**Required task:**
Search the data for the word "млрд" and copy every line where it occurs.
'''
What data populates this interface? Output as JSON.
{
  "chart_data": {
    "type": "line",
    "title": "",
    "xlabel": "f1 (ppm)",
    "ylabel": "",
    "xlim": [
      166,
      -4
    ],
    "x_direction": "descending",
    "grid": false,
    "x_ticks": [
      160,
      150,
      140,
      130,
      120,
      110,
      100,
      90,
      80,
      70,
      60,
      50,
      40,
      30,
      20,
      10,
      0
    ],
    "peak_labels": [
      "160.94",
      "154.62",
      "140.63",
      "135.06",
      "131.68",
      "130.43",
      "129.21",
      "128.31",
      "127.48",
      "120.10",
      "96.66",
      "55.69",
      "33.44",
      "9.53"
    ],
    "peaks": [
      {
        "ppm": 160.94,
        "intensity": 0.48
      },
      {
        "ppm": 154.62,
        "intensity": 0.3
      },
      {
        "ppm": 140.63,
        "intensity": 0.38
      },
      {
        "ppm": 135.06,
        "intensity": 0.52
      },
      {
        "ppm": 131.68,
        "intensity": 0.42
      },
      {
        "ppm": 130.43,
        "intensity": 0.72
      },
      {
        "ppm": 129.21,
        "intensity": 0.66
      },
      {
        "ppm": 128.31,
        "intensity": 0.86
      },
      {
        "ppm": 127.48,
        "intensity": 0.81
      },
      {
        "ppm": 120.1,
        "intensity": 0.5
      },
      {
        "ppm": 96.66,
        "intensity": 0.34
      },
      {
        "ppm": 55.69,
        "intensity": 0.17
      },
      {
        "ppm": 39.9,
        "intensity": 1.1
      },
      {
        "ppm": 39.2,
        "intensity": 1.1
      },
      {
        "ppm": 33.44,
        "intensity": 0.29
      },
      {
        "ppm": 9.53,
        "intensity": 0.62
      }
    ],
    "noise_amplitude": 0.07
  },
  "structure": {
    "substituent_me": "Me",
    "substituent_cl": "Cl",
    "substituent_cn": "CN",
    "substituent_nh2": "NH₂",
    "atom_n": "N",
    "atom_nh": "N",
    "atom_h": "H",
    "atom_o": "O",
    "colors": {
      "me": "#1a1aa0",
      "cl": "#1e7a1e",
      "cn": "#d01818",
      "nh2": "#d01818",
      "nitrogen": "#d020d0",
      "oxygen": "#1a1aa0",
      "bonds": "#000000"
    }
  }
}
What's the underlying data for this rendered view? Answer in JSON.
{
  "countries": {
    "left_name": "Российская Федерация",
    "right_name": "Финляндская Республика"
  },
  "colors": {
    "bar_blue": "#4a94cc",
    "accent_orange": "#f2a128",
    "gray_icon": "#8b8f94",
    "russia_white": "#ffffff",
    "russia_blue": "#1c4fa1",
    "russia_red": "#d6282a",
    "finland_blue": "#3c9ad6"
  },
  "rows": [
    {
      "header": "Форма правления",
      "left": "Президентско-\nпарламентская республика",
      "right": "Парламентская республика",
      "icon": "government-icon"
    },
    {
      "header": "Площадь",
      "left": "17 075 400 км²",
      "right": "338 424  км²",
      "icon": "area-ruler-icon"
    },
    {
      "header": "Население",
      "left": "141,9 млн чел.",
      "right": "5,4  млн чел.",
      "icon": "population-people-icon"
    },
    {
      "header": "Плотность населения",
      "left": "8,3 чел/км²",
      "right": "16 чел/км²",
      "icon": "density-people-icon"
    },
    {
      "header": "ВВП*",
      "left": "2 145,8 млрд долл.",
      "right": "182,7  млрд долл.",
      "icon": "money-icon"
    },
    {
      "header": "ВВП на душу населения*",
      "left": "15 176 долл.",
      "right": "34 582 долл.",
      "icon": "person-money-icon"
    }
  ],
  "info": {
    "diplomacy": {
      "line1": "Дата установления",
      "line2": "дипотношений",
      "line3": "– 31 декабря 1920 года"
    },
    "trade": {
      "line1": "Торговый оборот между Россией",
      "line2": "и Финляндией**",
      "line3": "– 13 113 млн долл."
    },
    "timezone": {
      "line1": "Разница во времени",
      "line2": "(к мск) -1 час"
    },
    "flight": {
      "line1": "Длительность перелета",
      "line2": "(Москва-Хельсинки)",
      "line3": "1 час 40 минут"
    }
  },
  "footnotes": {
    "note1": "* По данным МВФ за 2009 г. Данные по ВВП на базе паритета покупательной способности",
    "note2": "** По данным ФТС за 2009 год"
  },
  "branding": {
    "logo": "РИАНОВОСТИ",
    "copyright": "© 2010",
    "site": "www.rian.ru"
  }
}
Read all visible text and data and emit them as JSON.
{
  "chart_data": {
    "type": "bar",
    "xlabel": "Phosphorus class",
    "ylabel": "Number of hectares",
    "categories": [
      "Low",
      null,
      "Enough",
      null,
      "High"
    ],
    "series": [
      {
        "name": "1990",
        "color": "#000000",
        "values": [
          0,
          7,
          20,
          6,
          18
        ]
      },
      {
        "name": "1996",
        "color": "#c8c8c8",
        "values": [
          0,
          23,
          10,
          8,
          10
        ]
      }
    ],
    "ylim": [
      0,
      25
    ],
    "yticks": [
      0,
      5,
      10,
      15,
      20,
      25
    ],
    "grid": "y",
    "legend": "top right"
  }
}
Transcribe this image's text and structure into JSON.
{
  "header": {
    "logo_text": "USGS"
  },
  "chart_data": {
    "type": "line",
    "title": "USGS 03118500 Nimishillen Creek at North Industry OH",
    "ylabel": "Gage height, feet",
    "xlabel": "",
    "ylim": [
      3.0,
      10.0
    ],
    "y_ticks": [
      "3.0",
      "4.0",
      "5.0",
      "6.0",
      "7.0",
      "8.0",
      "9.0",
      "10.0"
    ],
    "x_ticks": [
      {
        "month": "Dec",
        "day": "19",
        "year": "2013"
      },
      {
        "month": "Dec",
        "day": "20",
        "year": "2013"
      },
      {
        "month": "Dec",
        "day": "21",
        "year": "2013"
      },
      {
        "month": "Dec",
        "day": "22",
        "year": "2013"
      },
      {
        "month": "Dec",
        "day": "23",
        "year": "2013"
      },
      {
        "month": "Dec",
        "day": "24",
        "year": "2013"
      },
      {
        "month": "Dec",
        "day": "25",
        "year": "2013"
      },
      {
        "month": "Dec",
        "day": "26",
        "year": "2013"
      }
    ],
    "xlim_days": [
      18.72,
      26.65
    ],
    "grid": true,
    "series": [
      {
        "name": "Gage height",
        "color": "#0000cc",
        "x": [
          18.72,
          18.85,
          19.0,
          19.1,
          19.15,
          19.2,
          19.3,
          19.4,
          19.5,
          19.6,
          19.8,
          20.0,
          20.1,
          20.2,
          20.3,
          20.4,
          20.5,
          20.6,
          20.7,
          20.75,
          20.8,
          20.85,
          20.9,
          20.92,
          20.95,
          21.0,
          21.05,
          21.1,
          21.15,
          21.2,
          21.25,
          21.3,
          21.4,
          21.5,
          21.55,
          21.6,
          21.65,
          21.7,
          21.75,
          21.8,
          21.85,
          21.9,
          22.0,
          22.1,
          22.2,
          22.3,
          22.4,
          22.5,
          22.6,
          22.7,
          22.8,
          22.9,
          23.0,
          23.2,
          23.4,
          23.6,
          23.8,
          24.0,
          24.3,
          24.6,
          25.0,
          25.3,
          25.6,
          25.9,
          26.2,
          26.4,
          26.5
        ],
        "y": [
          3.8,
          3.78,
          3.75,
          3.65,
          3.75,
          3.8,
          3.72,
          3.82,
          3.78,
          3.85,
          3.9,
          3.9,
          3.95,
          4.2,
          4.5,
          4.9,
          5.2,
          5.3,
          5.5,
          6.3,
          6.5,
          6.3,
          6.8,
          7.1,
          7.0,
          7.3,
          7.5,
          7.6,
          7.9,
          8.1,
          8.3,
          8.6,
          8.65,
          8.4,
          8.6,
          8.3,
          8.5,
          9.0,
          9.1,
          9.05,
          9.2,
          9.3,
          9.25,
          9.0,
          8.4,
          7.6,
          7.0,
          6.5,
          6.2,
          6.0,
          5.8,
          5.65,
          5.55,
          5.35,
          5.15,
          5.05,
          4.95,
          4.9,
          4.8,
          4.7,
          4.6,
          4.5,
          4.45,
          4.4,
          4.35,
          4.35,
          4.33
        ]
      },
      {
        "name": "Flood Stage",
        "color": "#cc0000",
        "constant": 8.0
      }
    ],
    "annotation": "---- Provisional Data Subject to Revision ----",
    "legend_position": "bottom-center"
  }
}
'''
**Answer for the task:**
      "left": "2 145,8 млрд долл.",
      "right": "182,7  млрд долл.",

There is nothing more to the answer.